Record extracts ::

──────────────────────────────

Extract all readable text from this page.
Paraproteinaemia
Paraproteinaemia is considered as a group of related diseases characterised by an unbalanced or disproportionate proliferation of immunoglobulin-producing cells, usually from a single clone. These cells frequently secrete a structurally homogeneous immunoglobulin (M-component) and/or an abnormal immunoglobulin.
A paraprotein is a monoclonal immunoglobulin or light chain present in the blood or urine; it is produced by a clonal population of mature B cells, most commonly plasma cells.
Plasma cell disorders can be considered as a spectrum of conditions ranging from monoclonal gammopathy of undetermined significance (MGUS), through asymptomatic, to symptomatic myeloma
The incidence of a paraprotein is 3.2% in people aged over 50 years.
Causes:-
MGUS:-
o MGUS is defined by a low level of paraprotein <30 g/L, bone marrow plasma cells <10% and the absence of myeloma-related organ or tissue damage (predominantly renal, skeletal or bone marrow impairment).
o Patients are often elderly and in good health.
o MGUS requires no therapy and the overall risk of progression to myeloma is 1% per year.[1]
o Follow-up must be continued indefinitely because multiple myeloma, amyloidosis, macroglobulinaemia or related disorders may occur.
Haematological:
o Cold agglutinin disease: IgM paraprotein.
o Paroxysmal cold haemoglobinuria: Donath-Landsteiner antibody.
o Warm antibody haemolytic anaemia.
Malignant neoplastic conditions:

──────────────────────────────

Aim of the task ::
Set down all the data exactly as given.

Reply ::
Extract all readable text from this page.
Paraproteinaemia
Paraproteinaemia is considered as a group of related diseases characterised by an unbalanced or disproportionate proliferation of immunoglobulin-producing cells, usually from a single clone. These cells frequently secrete a structurally homogeneous immunoglobulin (M-component) and/or an abnormal immunoglobulin.
A paraprotein is a monoclonal immunoglobulin or light chain present in the blood or urine; it is produced by a clonal population of mature B cells, most commonly plasma cells.
Plasma cell disorders can be considered as a spectrum of conditions ranging from monoclonal gammopathy of undetermined significance (MGUS), through asymptomatic, to symptomatic myeloma
The incidence of a paraprotein is 3.2% in people aged over 50 years.
Causes:-
MGUS:-
o MGUS is defined by a low level of paraprotein <30 g/L, bone marrow plasma cells <10% and the absence of myeloma-related organ or tissue damage (predominantly renal, skeletal or bone marrow impairment).
o Patients are often elderly and in good health.
o MGUS requires no therapy and the overall risk of progression to myeloma is 1% per year.[1]
o Follow-up must be continued indefinitely because multiple myeloma, amyloidosis, macroglobulinaemia or related disorders may occur.
Haematological:
o Cold agglutinin disease: IgM paraprotein.
o Paroxysmal cold haemoglobinuria: Donath-Landsteiner antibody.
o Warm antibody haemolytic anaemia.
Malignant neoplastic conditions:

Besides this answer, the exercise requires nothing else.